Output all of the records exactly as written.

** start of THE DATA **

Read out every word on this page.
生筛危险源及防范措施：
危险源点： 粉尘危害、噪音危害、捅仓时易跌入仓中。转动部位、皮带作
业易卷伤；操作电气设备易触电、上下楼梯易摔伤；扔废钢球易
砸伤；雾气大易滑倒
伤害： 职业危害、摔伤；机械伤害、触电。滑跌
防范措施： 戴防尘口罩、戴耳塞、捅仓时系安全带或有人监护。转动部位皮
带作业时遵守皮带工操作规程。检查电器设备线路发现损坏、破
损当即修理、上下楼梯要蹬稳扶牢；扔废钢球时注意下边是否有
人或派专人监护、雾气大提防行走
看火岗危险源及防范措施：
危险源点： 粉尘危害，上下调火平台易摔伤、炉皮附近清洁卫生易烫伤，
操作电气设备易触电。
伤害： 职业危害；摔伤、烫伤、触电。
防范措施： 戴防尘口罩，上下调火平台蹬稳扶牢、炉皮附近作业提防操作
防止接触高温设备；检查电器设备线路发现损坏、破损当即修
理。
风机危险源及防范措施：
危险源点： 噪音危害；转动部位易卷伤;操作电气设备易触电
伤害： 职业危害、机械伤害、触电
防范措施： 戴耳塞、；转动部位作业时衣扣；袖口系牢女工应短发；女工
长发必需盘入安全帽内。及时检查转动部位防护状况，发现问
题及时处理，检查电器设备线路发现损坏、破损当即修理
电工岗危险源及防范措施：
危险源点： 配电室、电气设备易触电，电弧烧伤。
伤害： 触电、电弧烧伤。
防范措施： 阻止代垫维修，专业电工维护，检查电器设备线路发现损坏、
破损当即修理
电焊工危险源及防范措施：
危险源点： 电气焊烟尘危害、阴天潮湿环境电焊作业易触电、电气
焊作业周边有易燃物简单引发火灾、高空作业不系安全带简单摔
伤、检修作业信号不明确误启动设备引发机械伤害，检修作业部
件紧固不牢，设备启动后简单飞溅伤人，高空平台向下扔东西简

** end of THE DATA **

SOLUTION TO THE EXERCISE –
Read out every word on this page.
生筛危险源及防范措施：
危险源点： 粉尘危害、噪音危害、捅仓时易跌入仓中。转动部位、皮带作
业易卷伤；操作电气设备易触电、上下楼梯易摔伤；扔废钢球易
砸伤；雾气大易滑倒
伤害： 职业危害、摔伤；机械伤害、触电。滑跌
防范措施： 戴防尘口罩、戴耳塞、捅仓时系安全带或有人监护。转动部位皮
带作业时遵守皮带工操作规程。检查电器设备线路发现损坏、破
损当即修理、上下楼梯要蹬稳扶牢；扔废钢球时注意下边是否有
人或派专人监护、雾气大提防行走
看火岗危险源及防范措施：
危险源点： 粉尘危害，上下调火平台易摔伤、炉皮附近清洁卫生易烫伤，
操作电气设备易触电。
伤害： 职业危害；摔伤、烫伤、触电。
防范措施： 戴防尘口罩，上下调火平台蹬稳扶牢、炉皮附近作业提防操作
防止接触高温设备；检查电器设备线路发现损坏、破损当即修
理。
风机危险源及防范措施：
危险源点： 噪音危害；转动部位易卷伤;操作电气设备易触电
伤害： 职业危害、机械伤害、触电
防范措施： 戴耳塞、；转动部位作业时衣扣；袖口系牢女工应短发；女工
长发必需盘入安全帽内。及时检查转动部位防护状况，发现问
题及时处理，检查电器设备线路发现损坏、破损当即修理
电工岗危险源及防范措施：
危险源点： 配电室、电气设备易触电，电弧烧伤。
伤害： 触电、电弧烧伤。
防范措施： 阻止代垫维修，专业电工维护，检查电器设备线路发现损坏、
破损当即修理
电焊工危险源及防范措施：
危险源点： 电气焊烟尘危害、阴天潮湿环境电焊作业易触电、电气
焊作业周边有易燃物简单引发火灾、高空作业不系安全带简单摔
伤、检修作业信号不明确误启动设备引发机械伤害，检修作业部
件紧固不牢，设备启动后简单飞溅伤人，高空平台向下扔东西简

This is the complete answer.